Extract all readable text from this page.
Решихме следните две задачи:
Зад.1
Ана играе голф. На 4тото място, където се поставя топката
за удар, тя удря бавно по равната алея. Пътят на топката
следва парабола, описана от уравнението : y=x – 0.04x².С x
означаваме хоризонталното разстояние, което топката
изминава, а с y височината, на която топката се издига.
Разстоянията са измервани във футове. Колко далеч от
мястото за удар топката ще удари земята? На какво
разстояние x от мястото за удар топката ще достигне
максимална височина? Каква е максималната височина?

◇ ◇ ◇ ◇ ◇

Return all lines containing "мястото".

Result of the exercise ▸
мястото за удар топката ще удари земята? На какво
разстояние x от мястото за удар топката ще достигне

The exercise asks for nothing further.